#### [EXTRACTED ENTRIES]
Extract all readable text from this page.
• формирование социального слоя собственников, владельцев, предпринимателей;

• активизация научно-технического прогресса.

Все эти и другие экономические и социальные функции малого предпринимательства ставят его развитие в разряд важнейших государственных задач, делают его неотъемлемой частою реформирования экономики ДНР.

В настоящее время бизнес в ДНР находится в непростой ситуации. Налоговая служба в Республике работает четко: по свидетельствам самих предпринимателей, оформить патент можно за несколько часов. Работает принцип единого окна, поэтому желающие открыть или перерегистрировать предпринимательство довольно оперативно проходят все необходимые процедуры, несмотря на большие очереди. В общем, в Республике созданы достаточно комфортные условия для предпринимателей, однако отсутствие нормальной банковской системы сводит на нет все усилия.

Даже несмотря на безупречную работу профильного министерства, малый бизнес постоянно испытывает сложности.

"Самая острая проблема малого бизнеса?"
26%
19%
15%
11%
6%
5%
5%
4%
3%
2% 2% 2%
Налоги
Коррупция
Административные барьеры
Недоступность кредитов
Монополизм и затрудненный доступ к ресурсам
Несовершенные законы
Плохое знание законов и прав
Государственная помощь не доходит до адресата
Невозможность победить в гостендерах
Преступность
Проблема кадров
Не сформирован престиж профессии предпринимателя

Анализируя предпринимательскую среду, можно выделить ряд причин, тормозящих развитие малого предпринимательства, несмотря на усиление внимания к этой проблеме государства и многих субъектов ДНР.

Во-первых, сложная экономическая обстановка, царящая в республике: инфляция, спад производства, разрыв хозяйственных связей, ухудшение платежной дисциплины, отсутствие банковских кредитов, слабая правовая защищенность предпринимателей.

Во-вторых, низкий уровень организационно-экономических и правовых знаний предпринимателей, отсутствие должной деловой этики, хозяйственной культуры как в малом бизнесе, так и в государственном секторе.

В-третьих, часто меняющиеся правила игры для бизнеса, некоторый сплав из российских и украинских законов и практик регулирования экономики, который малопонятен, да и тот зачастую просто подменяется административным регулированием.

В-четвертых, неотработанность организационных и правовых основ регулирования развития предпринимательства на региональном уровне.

#### [EXERCISE OBJECTIVE]
Restate each record word for word.

#### [OUTPUT FOR THIS TASK]
Extract all readable text from this page.
• формирование социального слоя собственников, владельцев, предпринимателей;

• активизация научно-технического прогресса.

Все эти и другие экономические и социальные функции малого предпринимательства ставят его развитие в разряд важнейших государственных задач, делают его неотъемлемой частою реформирования экономики ДНР.

В настоящее время бизнес в ДНР находится в непростой ситуации. Налоговая служба в Республике работает четко: по свидетельствам самих предпринимателей, оформить патент можно за несколько часов. Работает принцип единого окна, поэтому желающие открыть или перерегистрировать предпринимательство довольно оперативно проходят все необходимые процедуры, несмотря на большие очереди. В общем, в Республике созданы достаточно комфортные условия для предпринимателей, однако отсутствие нормальной банковской системы сводит на нет все усилия.

Даже несмотря на безупречную работу профильного министерства, малый бизнес постоянно испытывает сложности.

"Самая острая проблема малого бизнеса?"
26%
19%
15%
11%
6%
5%
5%
4%
3%
2% 2% 2%
Налоги
Коррупция
Административные барьеры
Недоступность кредитов
Монополизм и затрудненный доступ к ресурсам
Несовершенные законы
Плохое знание законов и прав
Государственная помощь не доходит до адресата
Невозможность победить в гостендерах
Преступность
Проблема кадров
Не сформирован престиж профессии предпринимателя

Анализируя предпринимательскую среду, можно выделить ряд причин, тормозящих развитие малого предпринимательства, несмотря на усиление внимания к этой проблеме государства и многих субъектов ДНР.

Во-первых, сложная экономическая обстановка, царящая в республике: инфляция, спад производства, разрыв хозяйственных связей, ухудшение платежной дисциплины, отсутствие банковских кредитов, слабая правовая защищенность предпринимателей.

Во-вторых, низкий уровень организационно-экономических и правовых знаний предпринимателей, отсутствие должной деловой этики, хозяйственной культуры как в малом бизнесе, так и в государственном секторе.

В-третьих, часто меняющиеся правила игры для бизнеса, некоторый сплав из российских и украинских законов и практик регулирования экономики, который малопонятен, да и тот зачастую просто подменяется административным регулированием.

В-четвертых, неотработанность организационных и правовых основ регулирования развития предпринимательства на региональном уровне.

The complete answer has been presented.